> [SHORT PROBLEM] Pull out each line of the data that includes the word "values".

Figure content listings:
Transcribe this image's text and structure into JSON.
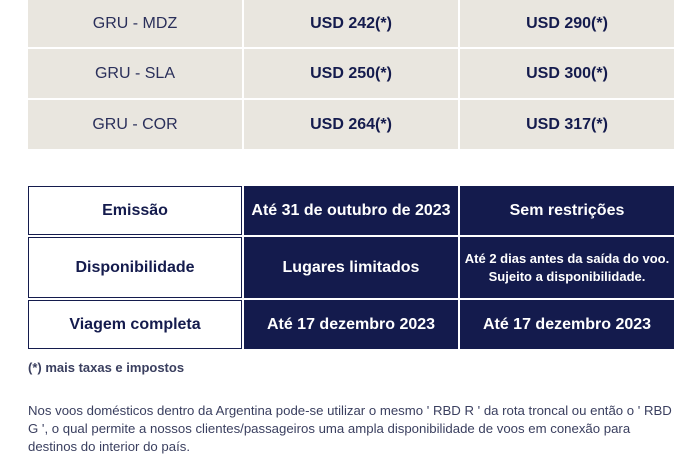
{
  "fares": [
    {
      "route": "GRU - MDZ",
      "price_a": "USD 242(*)",
      "price_b": "USD 290(*)"
    },
    {
      "route": "GRU - SLA",
      "price_a": "USD 250(*)",
      "price_b": "USD 300(*)"
    },
    {
      "route": "GRU - COR",
      "price_a": "USD 264(*)",
      "price_b": "USD 317(*)"
    }
  ],
  "conditions": {
    "emissao": {
      "label": "Emissão",
      "value_a": "Até 31 de outubro de 2023",
      "value_b": "Sem restrições"
    },
    "disponibilidade": {
      "label": "Disponibilidade",
      "value_a": "Lugares limitados",
      "value_b_line1": "Até 2 dias antes da saída do voo.",
      "value_b_line2": "Sujeito a disponibilidade."
    },
    "viagem": {
      "label": "Viagem completa",
      "value_a": "Até 17 dezembro 2023",
      "value_b": "Até 17 dezembro 2023"
    }
  },
  "footnote": "(*) mais taxas e impostos",
  "paragraph": "Nos voos domésticos dentro da Argentina pode-se utilizar o mesmo ' RBD R ' da rota troncal ou então o ' RBD G ', o qual permite a nossos clientes/passageiros uma ampla disponibilidade de voos em conexão para destinos do interior do país."
}
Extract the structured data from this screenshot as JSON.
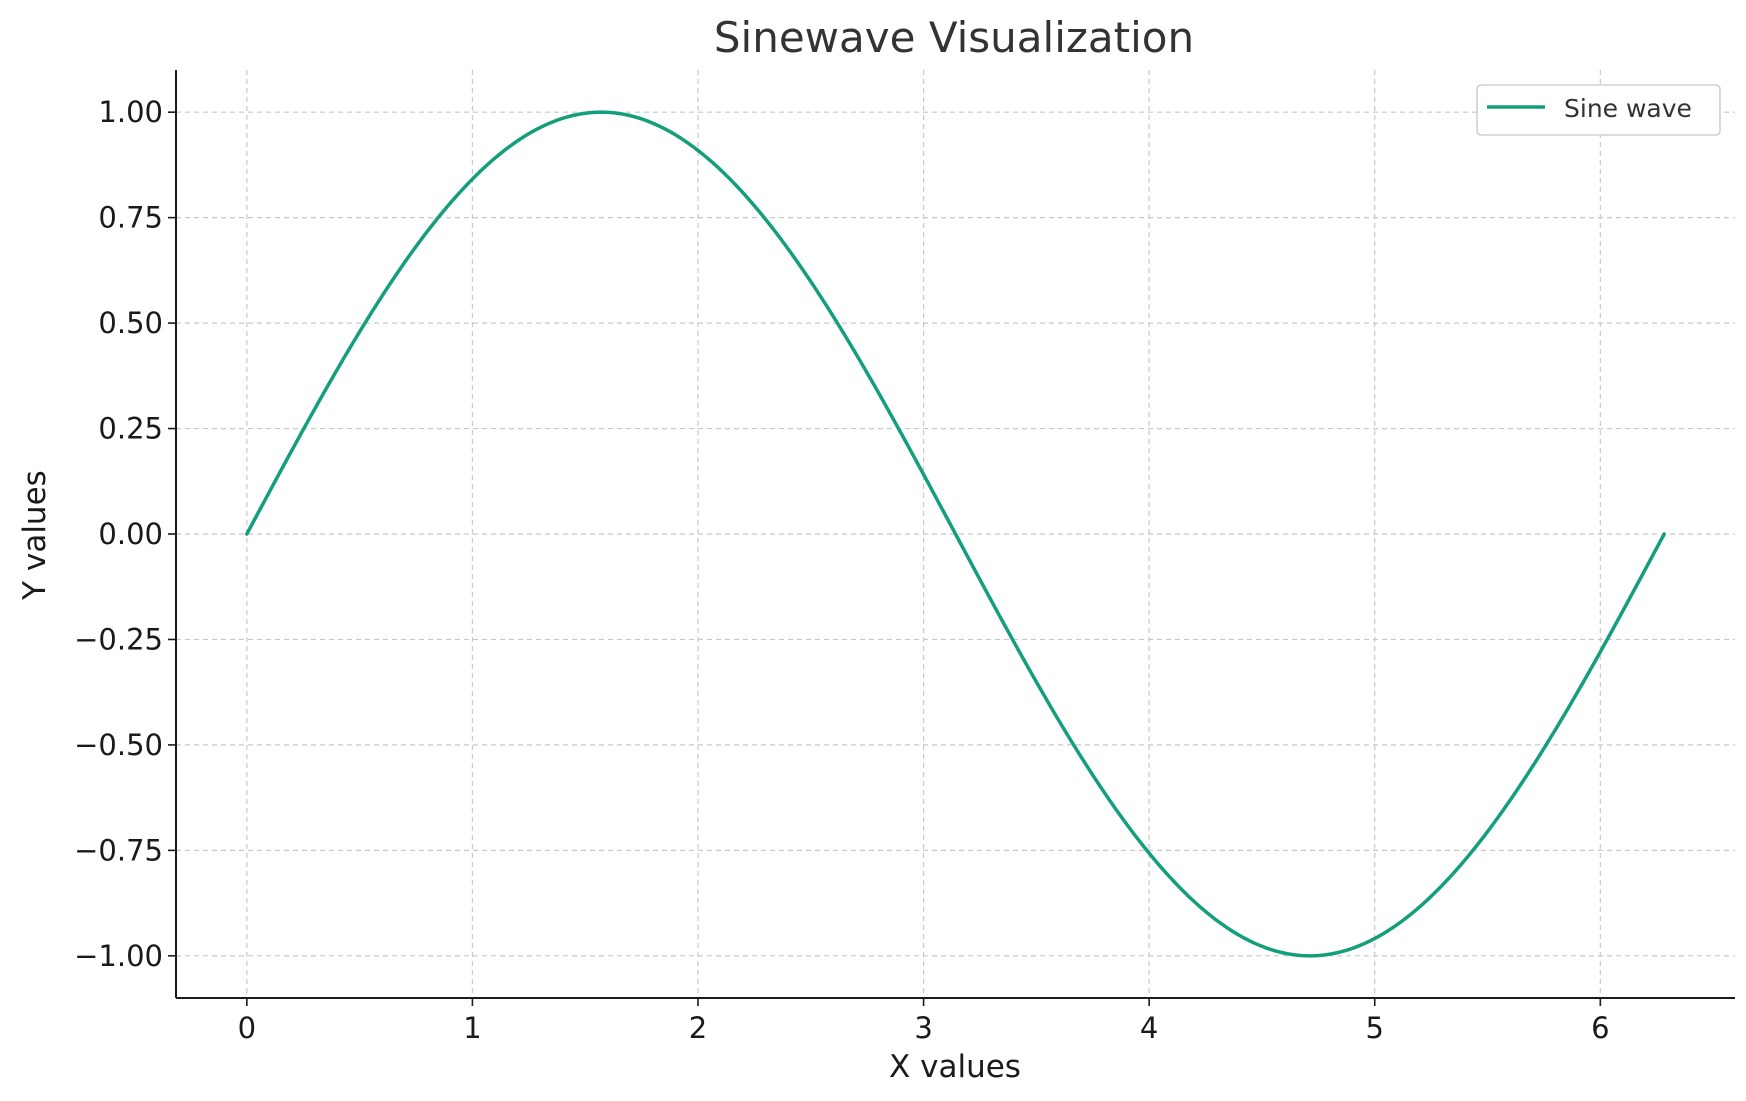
{
  "chart_data": {
    "type": "line",
    "title": "Sinewave Visualization",
    "xlabel": "X values",
    "ylabel": "Y values",
    "xlim": [
      -0.314,
      6.597
    ],
    "ylim": [
      -1.1,
      1.1
    ],
    "xticks": [
      0,
      1,
      2,
      3,
      4,
      5,
      6
    ],
    "xtick_labels": [
      "0",
      "1",
      "2",
      "3",
      "4",
      "5",
      "6"
    ],
    "yticks": [
      1.0,
      0.75,
      0.5,
      0.25,
      0.0,
      -0.25,
      -0.5,
      -0.75,
      -1.0
    ],
    "ytick_labels": [
      "1.00",
      "0.75",
      "0.50",
      "0.25",
      "0.00",
      "−0.25",
      "−0.50",
      "−0.75",
      "−1.00"
    ],
    "grid": true,
    "legend": {
      "position": "top-right",
      "entries": [
        "Sine wave"
      ]
    },
    "series": [
      {
        "name": "Sine wave",
        "color": "#139f7c",
        "function": "sin(x)",
        "x_range": [
          0,
          6.2832
        ],
        "x": [
          0,
          0.2618,
          0.5236,
          0.7854,
          1.0472,
          1.309,
          1.5708,
          1.8326,
          2.0944,
          2.3562,
          2.618,
          2.8798,
          3.1416,
          3.4034,
          3.6652,
          3.927,
          4.1888,
          4.4506,
          4.7124,
          4.9742,
          5.236,
          5.4978,
          5.7596,
          6.0214,
          6.2832
        ],
        "y": [
          0,
          0.2588,
          0.5,
          0.7071,
          0.866,
          0.9659,
          1.0,
          0.9659,
          0.866,
          0.7071,
          0.5,
          0.2588,
          0,
          -0.2588,
          -0.5,
          -0.7071,
          -0.866,
          -0.9659,
          -1.0,
          -0.9659,
          -0.866,
          -0.7071,
          -0.5,
          -0.2588,
          0
        ]
      }
    ]
  }
}
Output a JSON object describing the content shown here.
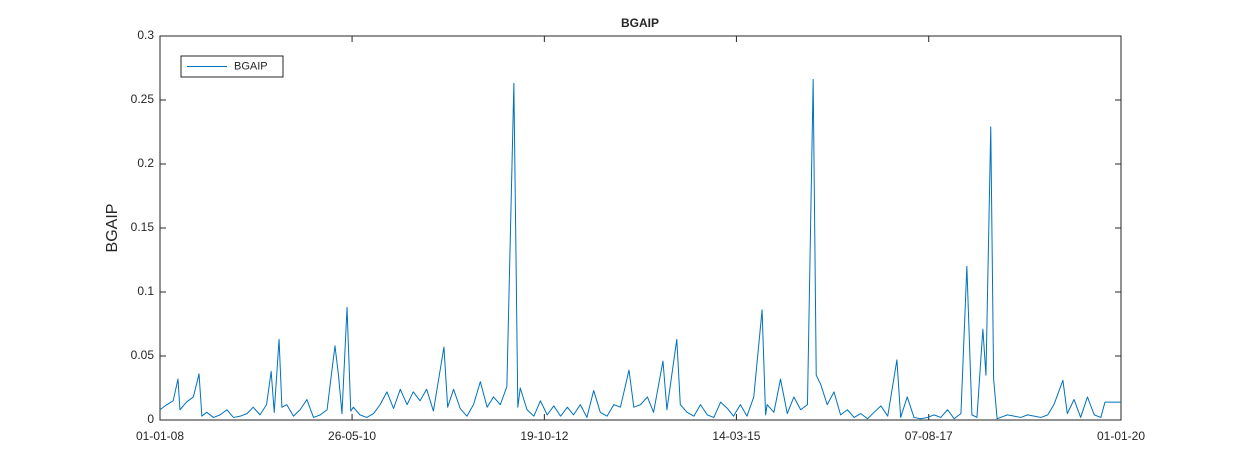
{
  "chart_data": {
    "type": "line",
    "title": "BGAIP",
    "y_label": "BGAIP",
    "x": [
      "2008-01-01",
      "2008-02-01",
      "2008-03-01",
      "2008-03-23",
      "2008-04-01",
      "2008-05-01",
      "2008-06-01",
      "2008-06-27",
      "2008-07-10",
      "2008-08-01",
      "2008-09-01",
      "2008-10-01",
      "2008-11-01",
      "2008-12-01",
      "2009-01-01",
      "2009-02-01",
      "2009-03-01",
      "2009-04-01",
      "2009-05-01",
      "2009-05-22",
      "2009-06-05",
      "2009-06-27",
      "2009-07-10",
      "2009-08-01",
      "2009-09-01",
      "2009-10-01",
      "2009-11-01",
      "2009-12-01",
      "2010-01-01",
      "2010-02-01",
      "2010-03-09",
      "2010-03-25",
      "2010-04-10",
      "2010-05-03",
      "2010-05-20",
      "2010-06-01",
      "2010-07-01",
      "2010-08-01",
      "2010-09-01",
      "2010-10-01",
      "2010-11-01",
      "2010-12-01",
      "2011-01-01",
      "2011-02-01",
      "2011-03-01",
      "2011-04-01",
      "2011-05-01",
      "2011-06-01",
      "2011-07-19",
      "2011-08-05",
      "2011-09-01",
      "2011-10-01",
      "2011-11-01",
      "2011-12-01",
      "2012-01-01",
      "2012-02-01",
      "2012-03-01",
      "2012-04-01",
      "2012-05-01",
      "2012-06-02",
      "2012-06-20",
      "2012-07-01",
      "2012-08-01",
      "2012-09-01",
      "2012-10-01",
      "2012-11-01",
      "2012-12-01",
      "2013-01-01",
      "2013-02-01",
      "2013-03-01",
      "2013-04-01",
      "2013-05-01",
      "2013-06-01",
      "2013-07-01",
      "2013-08-01",
      "2013-09-01",
      "2013-10-01",
      "2013-11-09",
      "2013-12-01",
      "2014-01-01",
      "2014-02-01",
      "2014-03-01",
      "2014-04-13",
      "2014-05-01",
      "2014-06-15",
      "2014-07-01",
      "2014-08-01",
      "2014-09-01",
      "2014-10-01",
      "2014-11-01",
      "2014-12-01",
      "2015-01-01",
      "2015-02-01",
      "2015-03-01",
      "2015-04-01",
      "2015-05-01",
      "2015-06-01",
      "2015-07-09",
      "2015-07-25",
      "2015-08-01",
      "2015-09-01",
      "2015-10-01",
      "2015-11-01",
      "2015-12-01",
      "2016-01-01",
      "2016-02-01",
      "2016-02-27",
      "2016-03-12",
      "2016-04-01",
      "2016-05-01",
      "2016-06-01",
      "2016-07-01",
      "2016-08-01",
      "2016-09-01",
      "2016-10-01",
      "2016-11-01",
      "2016-12-01",
      "2017-01-01",
      "2017-02-01",
      "2017-03-15",
      "2017-04-01",
      "2017-05-01",
      "2017-06-01",
      "2017-07-01",
      "2017-08-01",
      "2017-09-01",
      "2017-10-01",
      "2017-11-01",
      "2017-12-01",
      "2018-01-01",
      "2018-01-28",
      "2018-02-20",
      "2018-03-15",
      "2018-04-11",
      "2018-04-25",
      "2018-05-17",
      "2018-05-30",
      "2018-06-15",
      "2018-07-01",
      "2018-08-01",
      "2018-09-01",
      "2018-10-01",
      "2018-11-01",
      "2018-12-01",
      "2019-01-01",
      "2019-02-01",
      "2019-03-01",
      "2019-04-11",
      "2019-05-01",
      "2019-06-01",
      "2019-07-01",
      "2019-08-01",
      "2019-09-01",
      "2019-10-01",
      "2019-10-20",
      "2019-11-01",
      "2019-12-01",
      "2020-01-01"
    ],
    "series": [
      {
        "name": "BGAIP",
        "color": "#0072bd",
        "values": [
          0.008,
          0.012,
          0.015,
          0.032,
          0.008,
          0.014,
          0.018,
          0.036,
          0.003,
          0.006,
          0.002,
          0.004,
          0.008,
          0.002,
          0.003,
          0.005,
          0.01,
          0.004,
          0.012,
          0.038,
          0.006,
          0.063,
          0.01,
          0.012,
          0.003,
          0.008,
          0.016,
          0.002,
          0.004,
          0.008,
          0.058,
          0.035,
          0.005,
          0.088,
          0.007,
          0.01,
          0.004,
          0.002,
          0.005,
          0.012,
          0.022,
          0.009,
          0.024,
          0.012,
          0.022,
          0.015,
          0.024,
          0.007,
          0.057,
          0.01,
          0.024,
          0.009,
          0.003,
          0.012,
          0.03,
          0.01,
          0.018,
          0.012,
          0.026,
          0.263,
          0.01,
          0.025,
          0.008,
          0.003,
          0.015,
          0.004,
          0.011,
          0.003,
          0.01,
          0.004,
          0.012,
          0.002,
          0.023,
          0.006,
          0.003,
          0.012,
          0.01,
          0.039,
          0.01,
          0.012,
          0.018,
          0.006,
          0.046,
          0.008,
          0.063,
          0.012,
          0.006,
          0.003,
          0.012,
          0.004,
          0.002,
          0.014,
          0.009,
          0.003,
          0.012,
          0.003,
          0.018,
          0.086,
          0.004,
          0.012,
          0.006,
          0.032,
          0.005,
          0.018,
          0.008,
          0.012,
          0.266,
          0.035,
          0.028,
          0.012,
          0.022,
          0.004,
          0.008,
          0.002,
          0.005,
          0.001,
          0.006,
          0.011,
          0.003,
          0.047,
          0.002,
          0.018,
          0.002,
          0.001,
          0.002,
          0.004,
          0.002,
          0.008,
          0.001,
          0.005,
          0.12,
          0.004,
          0.002,
          0.071,
          0.035,
          0.229,
          0.032,
          0.001,
          0.002,
          0.004,
          0.003,
          0.002,
          0.004,
          0.003,
          0.002,
          0.004,
          0.012,
          0.031,
          0.005,
          0.016,
          0.002,
          0.018,
          0.004,
          0.002,
          0.014,
          0.014,
          0.014,
          0.014
        ]
      }
    ],
    "xlim": [
      "2008-01-01",
      "2020-01-01"
    ],
    "xticks": [
      {
        "value": "2008-01-01",
        "label": "01-01-08"
      },
      {
        "value": "2010-05-26",
        "label": "26-05-10"
      },
      {
        "value": "2012-10-19",
        "label": "19-10-12"
      },
      {
        "value": "2015-03-14",
        "label": "14-03-15"
      },
      {
        "value": "2017-08-07",
        "label": "07-08-17"
      },
      {
        "value": "2020-01-01",
        "label": "01-01-20"
      }
    ],
    "ylim": [
      0,
      0.3
    ],
    "yticks": [
      0,
      0.05,
      0.1,
      0.15,
      0.2,
      0.25,
      0.3
    ],
    "grid": false,
    "legend": "upper-left"
  }
}
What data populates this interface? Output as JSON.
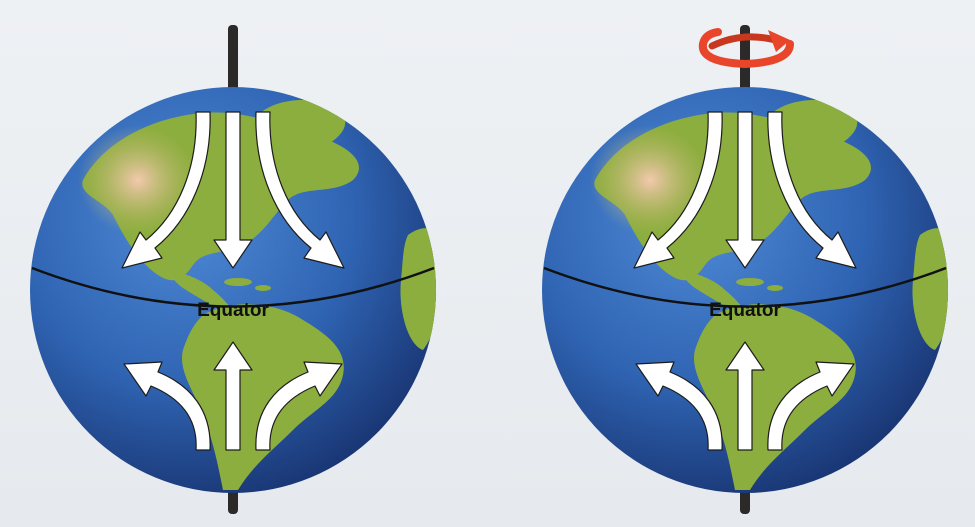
{
  "globes": [
    {
      "id": "non-rotating",
      "equator_label": "Equator",
      "rotating": false
    },
    {
      "id": "rotating",
      "equator_label": "Equator",
      "rotating": true
    }
  ],
  "colors": {
    "ocean": "#2f64b3",
    "ocean_dark": "#1e3f86",
    "land": "#8cae3e",
    "land_desert": "#e6b496",
    "axis": "#2b2a28",
    "arrow_fill": "#ffffff",
    "arrow_stroke": "#1c1c1c",
    "rotation_arrow": "#e8452a"
  }
}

> [OUTPUT FOR THIS EXERCISE]
    "xlabel": "X values",
    "ylabel": "Y values",
        "values": [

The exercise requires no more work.